Do any lines in the data below contain "type"? If so, copy every one of them.

[BEGIN]

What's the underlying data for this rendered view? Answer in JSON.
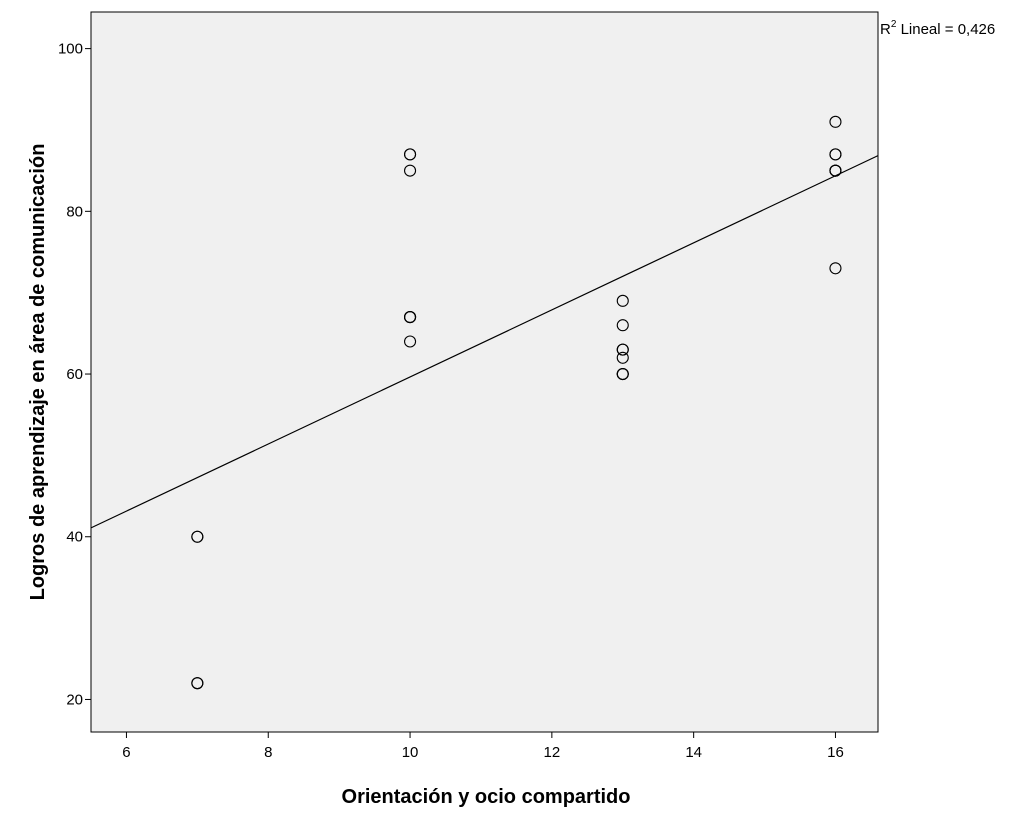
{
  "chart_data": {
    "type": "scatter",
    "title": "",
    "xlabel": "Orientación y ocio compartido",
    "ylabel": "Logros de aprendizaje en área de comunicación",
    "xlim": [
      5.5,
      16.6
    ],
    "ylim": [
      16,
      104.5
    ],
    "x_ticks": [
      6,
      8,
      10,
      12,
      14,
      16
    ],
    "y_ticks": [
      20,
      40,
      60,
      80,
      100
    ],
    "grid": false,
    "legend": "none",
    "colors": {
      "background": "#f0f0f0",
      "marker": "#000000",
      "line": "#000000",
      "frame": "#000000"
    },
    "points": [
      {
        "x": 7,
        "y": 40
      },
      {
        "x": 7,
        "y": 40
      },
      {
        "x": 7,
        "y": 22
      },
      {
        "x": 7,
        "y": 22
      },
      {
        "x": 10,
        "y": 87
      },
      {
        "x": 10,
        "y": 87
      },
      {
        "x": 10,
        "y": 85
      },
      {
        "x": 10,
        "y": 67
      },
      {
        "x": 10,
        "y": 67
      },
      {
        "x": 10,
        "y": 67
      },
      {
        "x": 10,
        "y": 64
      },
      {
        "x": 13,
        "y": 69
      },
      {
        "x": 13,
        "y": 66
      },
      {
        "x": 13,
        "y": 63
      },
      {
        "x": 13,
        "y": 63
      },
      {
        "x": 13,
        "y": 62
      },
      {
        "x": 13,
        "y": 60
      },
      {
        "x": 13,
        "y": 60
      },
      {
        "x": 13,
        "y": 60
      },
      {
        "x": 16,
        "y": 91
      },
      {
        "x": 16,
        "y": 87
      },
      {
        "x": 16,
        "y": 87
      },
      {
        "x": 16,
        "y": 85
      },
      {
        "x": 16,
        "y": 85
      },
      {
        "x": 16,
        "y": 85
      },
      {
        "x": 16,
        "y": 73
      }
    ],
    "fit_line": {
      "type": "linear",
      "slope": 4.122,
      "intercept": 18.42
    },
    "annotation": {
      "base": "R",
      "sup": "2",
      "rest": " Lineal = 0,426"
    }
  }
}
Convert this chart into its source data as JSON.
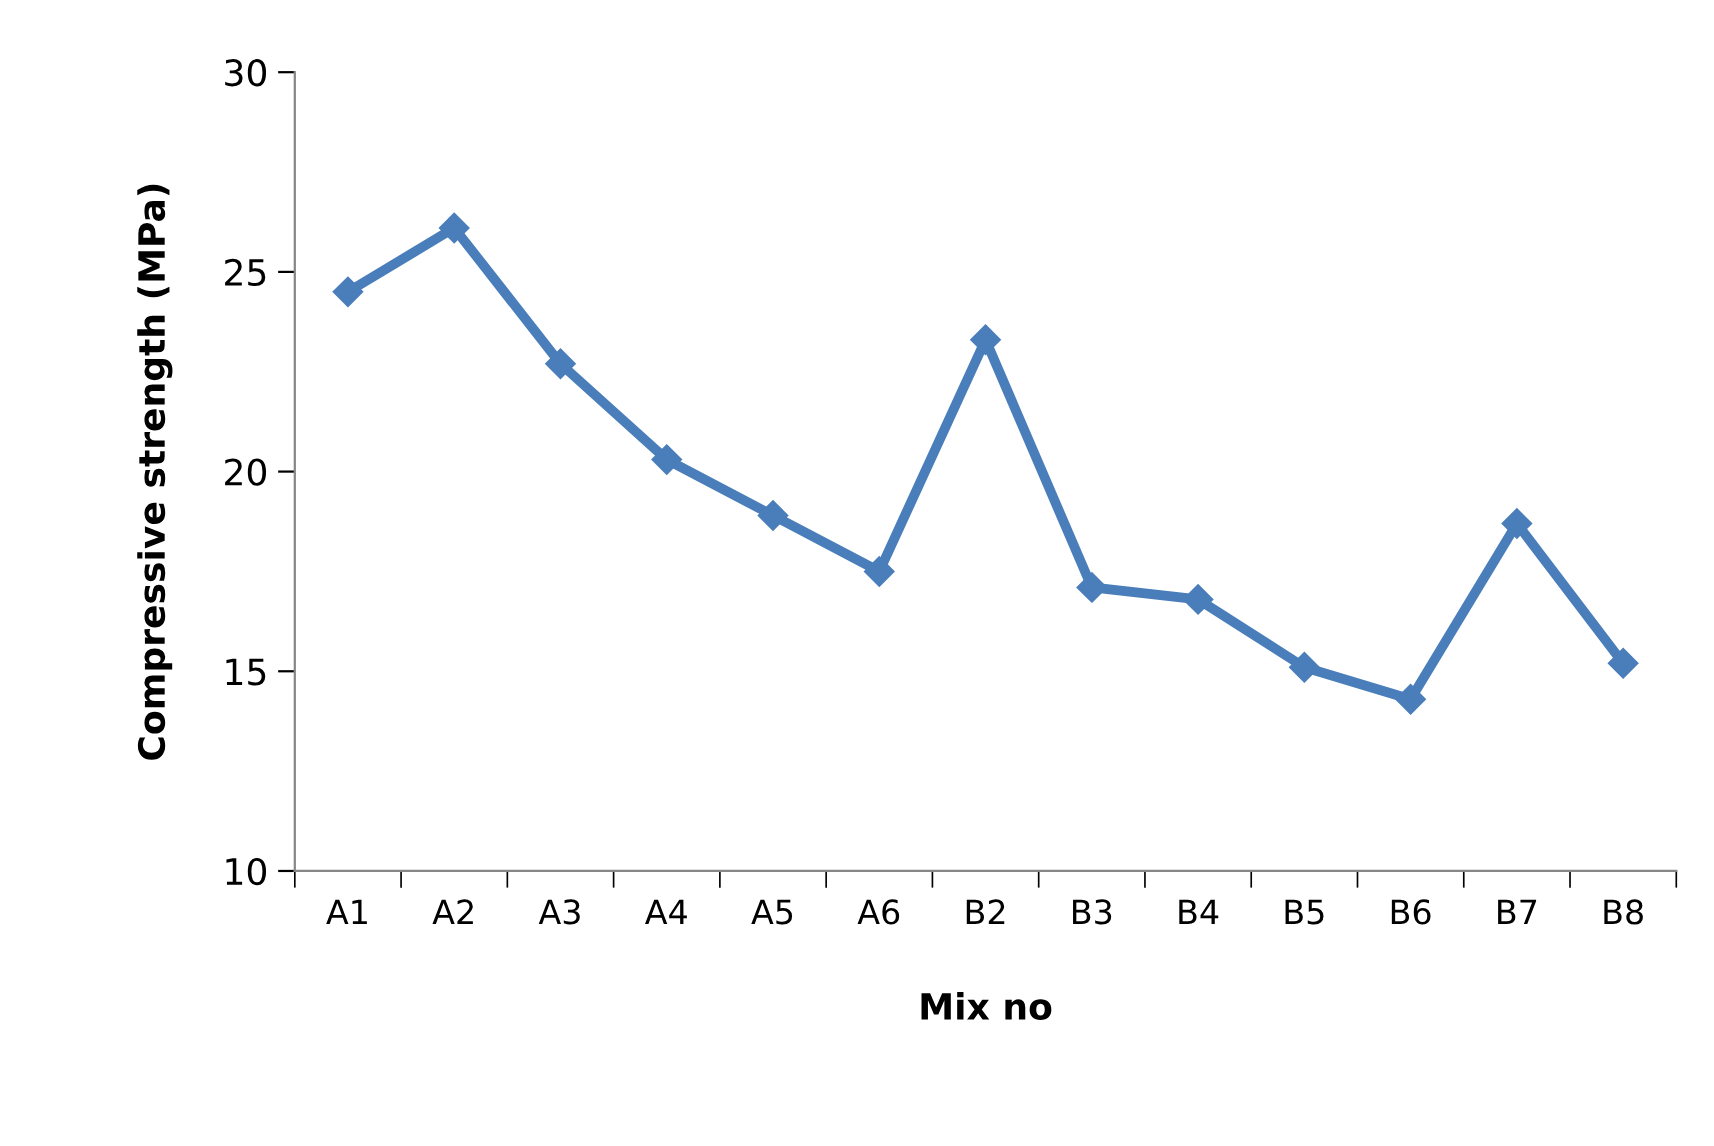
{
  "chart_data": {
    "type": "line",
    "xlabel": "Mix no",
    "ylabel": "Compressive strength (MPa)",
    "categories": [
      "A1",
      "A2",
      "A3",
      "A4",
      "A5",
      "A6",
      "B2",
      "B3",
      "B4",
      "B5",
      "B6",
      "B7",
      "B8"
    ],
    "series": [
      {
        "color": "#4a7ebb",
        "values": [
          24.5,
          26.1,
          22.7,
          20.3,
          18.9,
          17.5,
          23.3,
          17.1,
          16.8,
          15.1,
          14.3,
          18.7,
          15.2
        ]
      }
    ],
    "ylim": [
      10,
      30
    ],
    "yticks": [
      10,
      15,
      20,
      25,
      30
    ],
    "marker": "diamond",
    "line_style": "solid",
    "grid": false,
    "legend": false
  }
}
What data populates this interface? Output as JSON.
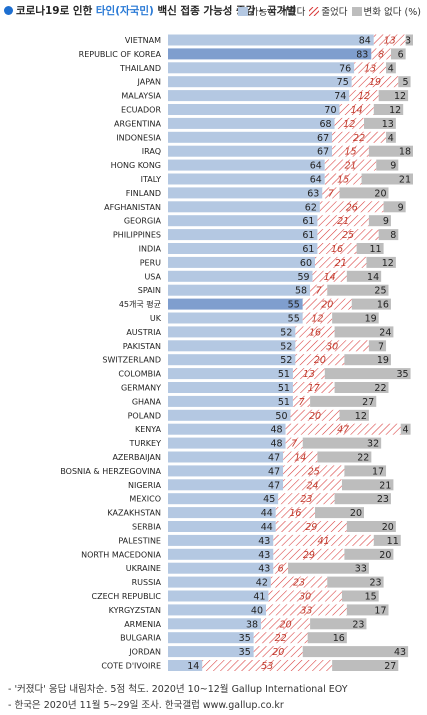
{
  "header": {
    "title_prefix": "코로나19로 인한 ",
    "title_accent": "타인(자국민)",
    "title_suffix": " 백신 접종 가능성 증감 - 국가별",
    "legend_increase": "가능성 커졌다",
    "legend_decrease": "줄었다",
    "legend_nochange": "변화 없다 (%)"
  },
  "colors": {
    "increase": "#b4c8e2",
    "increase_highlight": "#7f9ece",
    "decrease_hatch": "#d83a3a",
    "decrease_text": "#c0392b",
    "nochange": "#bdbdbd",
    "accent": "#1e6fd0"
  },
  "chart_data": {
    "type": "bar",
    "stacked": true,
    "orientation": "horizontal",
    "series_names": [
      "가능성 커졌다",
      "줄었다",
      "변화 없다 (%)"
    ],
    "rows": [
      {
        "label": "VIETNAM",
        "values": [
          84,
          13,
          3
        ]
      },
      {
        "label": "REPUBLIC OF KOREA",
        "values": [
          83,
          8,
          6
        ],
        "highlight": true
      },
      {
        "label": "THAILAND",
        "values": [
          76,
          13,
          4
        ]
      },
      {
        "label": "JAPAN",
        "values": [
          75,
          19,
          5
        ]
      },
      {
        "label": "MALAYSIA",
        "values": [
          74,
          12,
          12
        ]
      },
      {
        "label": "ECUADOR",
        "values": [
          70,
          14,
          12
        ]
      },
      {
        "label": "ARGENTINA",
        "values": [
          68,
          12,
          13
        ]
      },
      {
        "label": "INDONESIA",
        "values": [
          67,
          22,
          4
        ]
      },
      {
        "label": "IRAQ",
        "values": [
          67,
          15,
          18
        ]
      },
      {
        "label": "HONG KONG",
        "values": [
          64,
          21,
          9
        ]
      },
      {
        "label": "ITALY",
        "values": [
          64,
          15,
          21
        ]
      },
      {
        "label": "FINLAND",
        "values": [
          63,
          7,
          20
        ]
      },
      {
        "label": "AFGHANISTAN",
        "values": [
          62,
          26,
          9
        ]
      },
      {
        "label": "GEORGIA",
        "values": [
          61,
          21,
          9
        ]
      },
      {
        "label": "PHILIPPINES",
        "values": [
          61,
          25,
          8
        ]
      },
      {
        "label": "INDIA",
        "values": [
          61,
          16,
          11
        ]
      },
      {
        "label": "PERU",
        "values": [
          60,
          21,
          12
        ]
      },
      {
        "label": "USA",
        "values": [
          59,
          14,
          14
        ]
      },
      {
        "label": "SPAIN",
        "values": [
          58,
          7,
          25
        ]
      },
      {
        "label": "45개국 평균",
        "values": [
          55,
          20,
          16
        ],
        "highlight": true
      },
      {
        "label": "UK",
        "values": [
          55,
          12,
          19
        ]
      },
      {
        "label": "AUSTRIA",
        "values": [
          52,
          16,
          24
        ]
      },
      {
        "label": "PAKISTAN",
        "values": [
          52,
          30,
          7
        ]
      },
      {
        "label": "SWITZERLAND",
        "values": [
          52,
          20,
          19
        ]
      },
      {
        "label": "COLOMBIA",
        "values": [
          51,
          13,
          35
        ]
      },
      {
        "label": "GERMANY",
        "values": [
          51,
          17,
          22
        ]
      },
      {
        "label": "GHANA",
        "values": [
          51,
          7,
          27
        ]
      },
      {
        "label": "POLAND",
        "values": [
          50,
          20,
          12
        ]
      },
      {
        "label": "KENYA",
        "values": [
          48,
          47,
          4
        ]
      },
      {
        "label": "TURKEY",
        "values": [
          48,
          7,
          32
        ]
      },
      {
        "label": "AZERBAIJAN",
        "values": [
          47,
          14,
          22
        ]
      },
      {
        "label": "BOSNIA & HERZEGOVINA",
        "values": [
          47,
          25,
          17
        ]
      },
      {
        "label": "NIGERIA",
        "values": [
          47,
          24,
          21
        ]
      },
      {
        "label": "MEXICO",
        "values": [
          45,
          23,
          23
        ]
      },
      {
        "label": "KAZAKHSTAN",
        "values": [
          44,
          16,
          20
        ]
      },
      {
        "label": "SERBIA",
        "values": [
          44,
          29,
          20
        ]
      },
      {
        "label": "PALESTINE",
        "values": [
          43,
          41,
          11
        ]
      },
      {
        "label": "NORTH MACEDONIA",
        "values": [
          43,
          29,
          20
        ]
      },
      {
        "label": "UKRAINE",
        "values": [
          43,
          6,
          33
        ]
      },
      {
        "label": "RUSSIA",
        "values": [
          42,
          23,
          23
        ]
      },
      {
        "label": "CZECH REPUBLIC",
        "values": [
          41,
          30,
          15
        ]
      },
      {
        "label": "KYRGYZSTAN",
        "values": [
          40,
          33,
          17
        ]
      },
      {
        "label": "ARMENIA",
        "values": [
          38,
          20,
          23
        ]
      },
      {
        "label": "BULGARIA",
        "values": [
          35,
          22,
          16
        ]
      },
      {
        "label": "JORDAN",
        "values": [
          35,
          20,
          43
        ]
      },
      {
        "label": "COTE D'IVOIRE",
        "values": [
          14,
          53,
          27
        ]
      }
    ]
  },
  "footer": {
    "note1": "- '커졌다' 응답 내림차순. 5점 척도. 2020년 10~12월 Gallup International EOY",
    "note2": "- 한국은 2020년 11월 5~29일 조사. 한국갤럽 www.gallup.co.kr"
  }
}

[END]

[Written answer]
    "type": "scatter",
      "type": "linear",
    "type": "line",
    "type": "bar",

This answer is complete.